What is required:
Of the lines in this material, how many contain "relevant"? Answer with a single number only.

Dataset entries

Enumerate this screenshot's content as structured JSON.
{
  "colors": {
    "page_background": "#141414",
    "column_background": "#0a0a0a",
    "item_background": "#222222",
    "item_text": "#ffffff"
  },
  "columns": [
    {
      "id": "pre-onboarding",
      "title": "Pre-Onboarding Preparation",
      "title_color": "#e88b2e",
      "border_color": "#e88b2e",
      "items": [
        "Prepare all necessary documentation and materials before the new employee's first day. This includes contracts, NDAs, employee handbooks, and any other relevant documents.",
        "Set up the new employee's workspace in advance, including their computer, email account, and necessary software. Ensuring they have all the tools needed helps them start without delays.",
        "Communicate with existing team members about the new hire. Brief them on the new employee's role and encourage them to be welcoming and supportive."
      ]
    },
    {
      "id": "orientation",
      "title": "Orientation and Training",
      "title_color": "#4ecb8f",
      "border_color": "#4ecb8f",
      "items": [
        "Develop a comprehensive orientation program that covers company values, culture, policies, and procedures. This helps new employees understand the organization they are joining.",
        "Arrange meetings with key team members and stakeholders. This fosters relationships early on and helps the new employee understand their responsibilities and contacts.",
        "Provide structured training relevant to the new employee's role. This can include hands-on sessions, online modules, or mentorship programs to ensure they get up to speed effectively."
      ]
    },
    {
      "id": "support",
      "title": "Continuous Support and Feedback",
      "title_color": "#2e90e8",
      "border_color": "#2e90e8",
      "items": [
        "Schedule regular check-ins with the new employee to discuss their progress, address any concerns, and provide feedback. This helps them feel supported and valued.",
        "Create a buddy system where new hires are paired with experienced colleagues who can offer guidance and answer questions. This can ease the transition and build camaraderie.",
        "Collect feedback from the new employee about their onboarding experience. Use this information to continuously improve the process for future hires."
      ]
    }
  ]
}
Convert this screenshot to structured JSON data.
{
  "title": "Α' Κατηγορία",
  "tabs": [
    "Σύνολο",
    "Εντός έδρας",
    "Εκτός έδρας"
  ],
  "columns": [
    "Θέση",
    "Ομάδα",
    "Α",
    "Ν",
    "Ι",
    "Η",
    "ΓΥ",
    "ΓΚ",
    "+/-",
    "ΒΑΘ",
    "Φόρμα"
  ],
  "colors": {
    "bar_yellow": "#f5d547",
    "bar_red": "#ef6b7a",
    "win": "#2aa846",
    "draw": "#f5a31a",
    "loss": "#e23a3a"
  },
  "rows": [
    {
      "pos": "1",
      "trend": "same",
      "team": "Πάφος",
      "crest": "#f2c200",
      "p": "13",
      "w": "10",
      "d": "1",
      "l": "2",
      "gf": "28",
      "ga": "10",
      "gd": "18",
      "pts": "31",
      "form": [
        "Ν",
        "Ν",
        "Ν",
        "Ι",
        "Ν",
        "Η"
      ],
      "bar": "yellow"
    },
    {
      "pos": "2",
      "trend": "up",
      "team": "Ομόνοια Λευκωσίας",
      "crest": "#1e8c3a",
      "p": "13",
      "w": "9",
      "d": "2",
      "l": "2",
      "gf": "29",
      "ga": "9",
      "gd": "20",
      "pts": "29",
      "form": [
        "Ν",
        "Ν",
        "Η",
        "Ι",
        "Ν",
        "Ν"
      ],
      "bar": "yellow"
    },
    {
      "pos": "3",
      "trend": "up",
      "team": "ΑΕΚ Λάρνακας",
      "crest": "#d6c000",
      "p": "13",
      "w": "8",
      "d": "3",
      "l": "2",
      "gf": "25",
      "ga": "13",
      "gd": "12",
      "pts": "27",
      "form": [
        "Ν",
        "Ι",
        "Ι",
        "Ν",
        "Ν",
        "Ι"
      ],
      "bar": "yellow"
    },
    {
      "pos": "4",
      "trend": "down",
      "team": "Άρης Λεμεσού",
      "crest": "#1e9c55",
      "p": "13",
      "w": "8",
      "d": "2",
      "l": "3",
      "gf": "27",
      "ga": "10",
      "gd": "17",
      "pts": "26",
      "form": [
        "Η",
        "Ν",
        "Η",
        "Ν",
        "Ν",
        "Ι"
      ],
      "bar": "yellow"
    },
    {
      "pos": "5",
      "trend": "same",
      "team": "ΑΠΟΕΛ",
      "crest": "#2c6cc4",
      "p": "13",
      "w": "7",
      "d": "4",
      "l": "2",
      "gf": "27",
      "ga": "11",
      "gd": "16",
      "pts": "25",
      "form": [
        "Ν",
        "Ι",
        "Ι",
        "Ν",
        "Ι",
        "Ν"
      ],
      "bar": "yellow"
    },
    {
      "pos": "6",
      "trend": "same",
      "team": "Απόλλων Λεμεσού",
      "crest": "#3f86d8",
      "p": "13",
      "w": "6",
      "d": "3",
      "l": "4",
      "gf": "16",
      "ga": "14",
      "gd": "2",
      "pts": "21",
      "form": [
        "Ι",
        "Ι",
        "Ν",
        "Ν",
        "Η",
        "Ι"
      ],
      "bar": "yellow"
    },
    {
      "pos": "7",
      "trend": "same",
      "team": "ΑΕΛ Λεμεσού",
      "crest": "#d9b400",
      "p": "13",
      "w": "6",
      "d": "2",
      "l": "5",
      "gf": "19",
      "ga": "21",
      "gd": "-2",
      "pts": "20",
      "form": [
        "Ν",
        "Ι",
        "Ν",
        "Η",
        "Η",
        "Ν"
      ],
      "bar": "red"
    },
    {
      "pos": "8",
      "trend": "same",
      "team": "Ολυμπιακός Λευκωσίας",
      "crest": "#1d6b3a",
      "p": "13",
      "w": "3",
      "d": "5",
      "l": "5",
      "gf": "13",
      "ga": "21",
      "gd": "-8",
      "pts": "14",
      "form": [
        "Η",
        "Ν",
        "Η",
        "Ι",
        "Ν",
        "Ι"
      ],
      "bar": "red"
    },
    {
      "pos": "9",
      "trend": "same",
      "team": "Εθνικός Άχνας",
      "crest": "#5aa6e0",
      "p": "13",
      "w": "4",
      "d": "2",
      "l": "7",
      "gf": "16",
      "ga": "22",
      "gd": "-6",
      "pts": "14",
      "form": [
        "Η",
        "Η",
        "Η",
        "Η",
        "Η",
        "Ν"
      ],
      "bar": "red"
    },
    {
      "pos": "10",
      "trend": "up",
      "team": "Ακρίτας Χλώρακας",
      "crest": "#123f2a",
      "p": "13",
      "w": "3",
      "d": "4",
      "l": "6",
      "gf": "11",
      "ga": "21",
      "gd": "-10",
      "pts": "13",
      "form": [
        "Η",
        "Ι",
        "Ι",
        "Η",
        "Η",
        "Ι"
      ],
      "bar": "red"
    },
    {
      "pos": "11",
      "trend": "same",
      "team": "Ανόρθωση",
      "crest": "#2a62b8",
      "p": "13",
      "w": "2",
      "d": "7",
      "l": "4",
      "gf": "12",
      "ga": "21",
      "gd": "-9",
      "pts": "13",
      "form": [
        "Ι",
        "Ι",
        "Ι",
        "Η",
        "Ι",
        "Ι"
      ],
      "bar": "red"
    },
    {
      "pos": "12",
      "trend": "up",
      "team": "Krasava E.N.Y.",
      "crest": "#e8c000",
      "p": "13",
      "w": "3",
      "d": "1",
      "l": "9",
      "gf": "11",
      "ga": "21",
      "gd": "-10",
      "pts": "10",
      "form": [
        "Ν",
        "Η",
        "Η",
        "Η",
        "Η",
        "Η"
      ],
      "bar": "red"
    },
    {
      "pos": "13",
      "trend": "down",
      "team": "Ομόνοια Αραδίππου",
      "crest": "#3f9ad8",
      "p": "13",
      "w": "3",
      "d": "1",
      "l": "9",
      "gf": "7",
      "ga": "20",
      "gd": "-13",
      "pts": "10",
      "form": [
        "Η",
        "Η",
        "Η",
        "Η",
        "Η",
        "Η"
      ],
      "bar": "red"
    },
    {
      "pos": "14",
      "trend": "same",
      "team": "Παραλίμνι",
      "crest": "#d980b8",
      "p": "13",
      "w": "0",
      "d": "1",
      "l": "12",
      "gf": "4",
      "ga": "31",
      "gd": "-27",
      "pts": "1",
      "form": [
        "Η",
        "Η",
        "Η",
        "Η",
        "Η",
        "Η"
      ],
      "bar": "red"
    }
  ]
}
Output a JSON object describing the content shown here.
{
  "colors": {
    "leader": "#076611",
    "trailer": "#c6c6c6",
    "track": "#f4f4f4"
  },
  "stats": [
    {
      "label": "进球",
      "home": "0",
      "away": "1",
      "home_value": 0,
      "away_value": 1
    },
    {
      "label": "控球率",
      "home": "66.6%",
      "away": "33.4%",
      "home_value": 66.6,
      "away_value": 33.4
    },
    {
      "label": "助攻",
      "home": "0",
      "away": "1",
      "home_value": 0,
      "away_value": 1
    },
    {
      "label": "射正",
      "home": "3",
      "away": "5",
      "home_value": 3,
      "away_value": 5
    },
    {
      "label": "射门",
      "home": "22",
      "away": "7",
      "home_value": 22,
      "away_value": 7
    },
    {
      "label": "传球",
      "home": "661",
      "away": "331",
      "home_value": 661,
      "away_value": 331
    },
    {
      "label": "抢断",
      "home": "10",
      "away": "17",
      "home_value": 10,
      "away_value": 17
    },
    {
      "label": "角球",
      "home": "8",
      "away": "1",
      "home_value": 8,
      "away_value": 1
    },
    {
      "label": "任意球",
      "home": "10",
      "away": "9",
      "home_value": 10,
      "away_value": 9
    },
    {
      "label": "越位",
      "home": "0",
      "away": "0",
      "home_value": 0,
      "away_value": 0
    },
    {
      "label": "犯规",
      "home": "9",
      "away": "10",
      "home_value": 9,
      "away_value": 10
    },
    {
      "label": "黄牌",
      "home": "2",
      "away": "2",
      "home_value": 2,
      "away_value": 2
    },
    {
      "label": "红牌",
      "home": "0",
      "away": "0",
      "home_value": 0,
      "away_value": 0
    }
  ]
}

Correct answer:
2